• Task goal
Copy out every line containing the word "JSON".

(Stored items)
#####

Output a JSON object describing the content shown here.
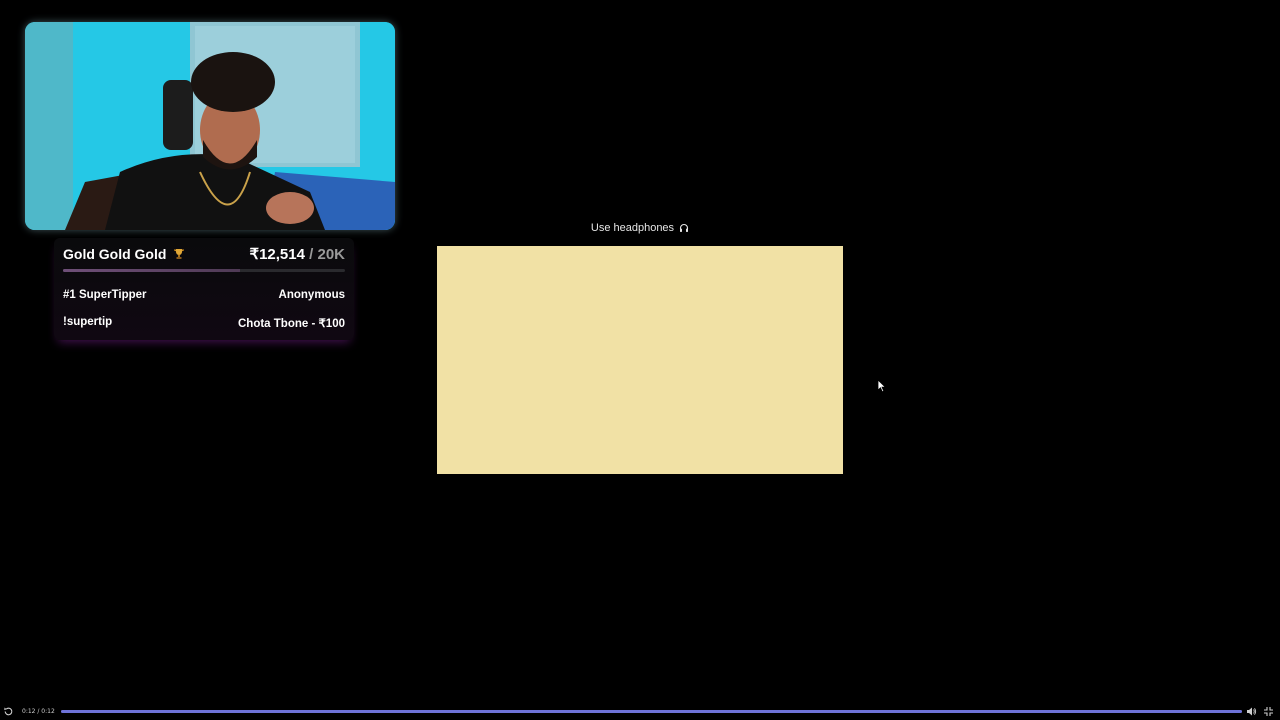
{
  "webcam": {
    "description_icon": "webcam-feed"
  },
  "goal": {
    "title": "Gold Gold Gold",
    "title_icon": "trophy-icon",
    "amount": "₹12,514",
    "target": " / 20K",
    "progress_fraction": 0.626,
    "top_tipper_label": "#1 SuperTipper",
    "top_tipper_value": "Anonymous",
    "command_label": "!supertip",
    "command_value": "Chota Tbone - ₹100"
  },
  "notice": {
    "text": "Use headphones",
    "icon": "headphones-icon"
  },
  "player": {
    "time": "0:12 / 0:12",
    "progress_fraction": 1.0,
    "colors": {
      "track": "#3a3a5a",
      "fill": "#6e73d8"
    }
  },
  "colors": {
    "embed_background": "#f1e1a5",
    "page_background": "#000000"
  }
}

#####

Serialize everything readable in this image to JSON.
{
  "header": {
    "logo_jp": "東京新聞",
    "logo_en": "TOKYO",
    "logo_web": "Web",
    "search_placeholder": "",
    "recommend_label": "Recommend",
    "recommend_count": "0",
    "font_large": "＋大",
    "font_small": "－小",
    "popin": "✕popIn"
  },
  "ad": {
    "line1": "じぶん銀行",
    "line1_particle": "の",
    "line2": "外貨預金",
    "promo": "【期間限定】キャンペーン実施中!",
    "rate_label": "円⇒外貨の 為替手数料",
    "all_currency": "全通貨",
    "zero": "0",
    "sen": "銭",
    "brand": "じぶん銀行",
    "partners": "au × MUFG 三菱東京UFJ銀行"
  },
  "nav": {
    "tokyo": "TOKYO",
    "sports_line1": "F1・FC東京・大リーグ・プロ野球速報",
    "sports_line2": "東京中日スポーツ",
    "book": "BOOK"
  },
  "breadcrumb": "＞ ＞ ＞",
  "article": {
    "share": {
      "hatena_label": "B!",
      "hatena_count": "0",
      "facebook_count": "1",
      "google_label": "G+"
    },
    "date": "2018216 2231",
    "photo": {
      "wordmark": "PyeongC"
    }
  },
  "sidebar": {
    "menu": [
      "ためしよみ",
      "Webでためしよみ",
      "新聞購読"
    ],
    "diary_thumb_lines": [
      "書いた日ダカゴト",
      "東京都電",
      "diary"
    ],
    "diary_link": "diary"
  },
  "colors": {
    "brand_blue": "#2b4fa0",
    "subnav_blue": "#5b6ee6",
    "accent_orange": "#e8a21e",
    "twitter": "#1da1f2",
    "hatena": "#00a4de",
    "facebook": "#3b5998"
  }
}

#####

• Exercise response
Output a JSON object describing the content shown here.
Serialize everything readable in this image to JSON.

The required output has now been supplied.